What follows is a set of entries. Repeat them exactly, but not their pictures.

[Provided data start]

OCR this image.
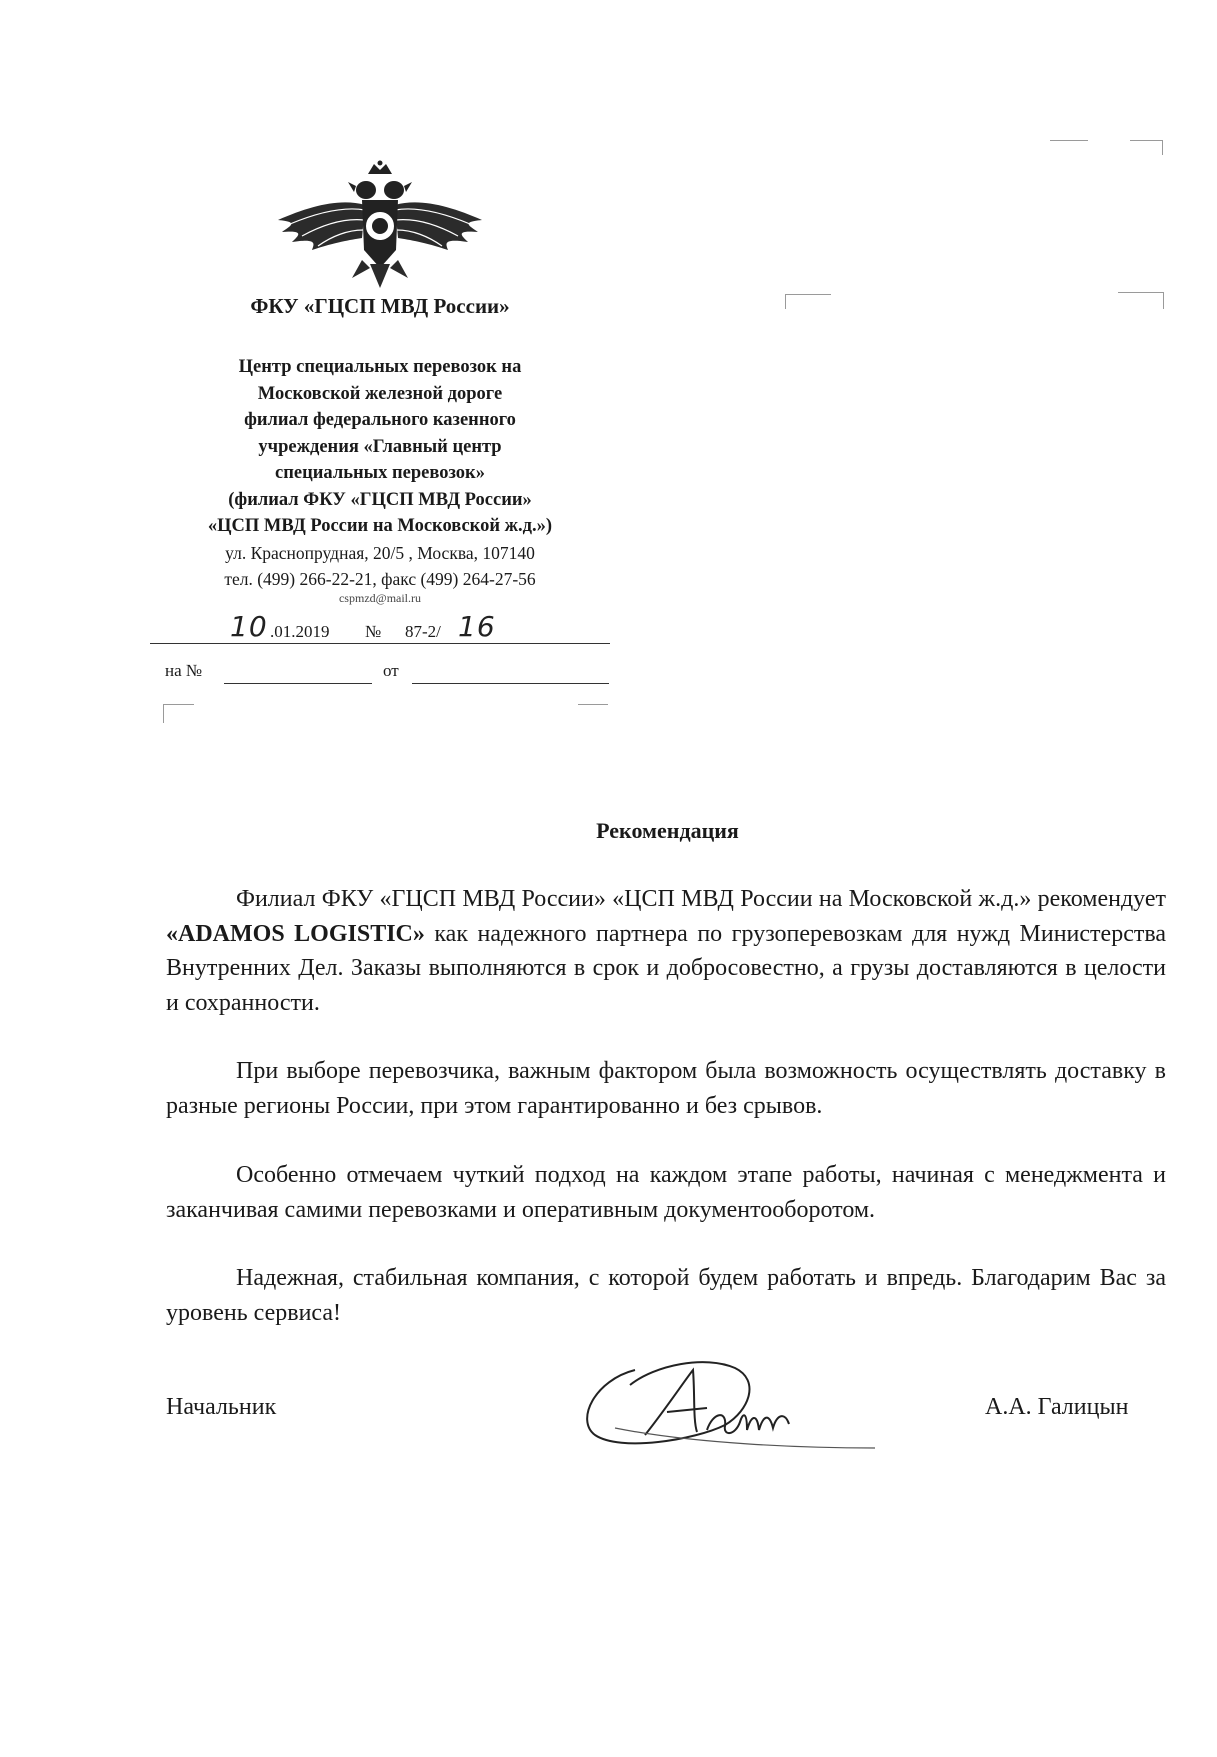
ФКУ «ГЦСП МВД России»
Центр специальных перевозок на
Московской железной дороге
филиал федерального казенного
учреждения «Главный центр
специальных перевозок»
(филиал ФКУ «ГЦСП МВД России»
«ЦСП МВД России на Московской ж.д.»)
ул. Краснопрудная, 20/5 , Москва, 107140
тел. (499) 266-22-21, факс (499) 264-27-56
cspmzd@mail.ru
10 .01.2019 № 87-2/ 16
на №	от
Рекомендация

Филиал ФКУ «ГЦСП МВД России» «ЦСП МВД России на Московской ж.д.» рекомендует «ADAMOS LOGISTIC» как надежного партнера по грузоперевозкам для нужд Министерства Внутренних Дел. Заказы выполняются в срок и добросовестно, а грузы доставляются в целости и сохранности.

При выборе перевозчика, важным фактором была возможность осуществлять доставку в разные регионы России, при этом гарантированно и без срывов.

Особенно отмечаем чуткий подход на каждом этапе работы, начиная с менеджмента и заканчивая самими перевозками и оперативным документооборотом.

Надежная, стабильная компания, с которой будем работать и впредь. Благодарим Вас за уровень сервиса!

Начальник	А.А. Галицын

[Provided data end]

Response for this exercise »
OCR this image.
ФКУ «ГЦСП МВД России»
Центр специальных перевозок на
Московской железной дороге
филиал федерального казенного
учреждения «Главный центр
специальных перевозок»
(филиал ФКУ «ГЦСП МВД России»
«ЦСП МВД России на Московской ж.д.»)
ул. Краснопрудная, 20/5 , Москва, 107140
тел. (499) 266-22-21, факс (499) 264-27-56
cspmzd@mail.ru
10 .01.2019 № 87-2/ 16
на №	от
Рекомендация

Филиал ФКУ «ГЦСП МВД России» «ЦСП МВД России на Московской ж.д.» рекомендует «ADAMOS LOGISTIC» как надежного партнера по грузоперевозкам для нужд Министерства Внутренних Дел. Заказы выполняются в срок и добросовестно, а грузы доставляются в целости и сохранности.

При выборе перевозчика, важным фактором была возможность осуществлять доставку в разные регионы России, при этом гарантированно и без срывов.

Особенно отмечаем чуткий подход на каждом этапе работы, начиная с менеджмента и заканчивая самими перевозками и оперативным документооборотом.

Надежная, стабильная компания, с которой будем работать и впредь. Благодарим Вас за уровень сервиса!

Начальник	А.А. Галицын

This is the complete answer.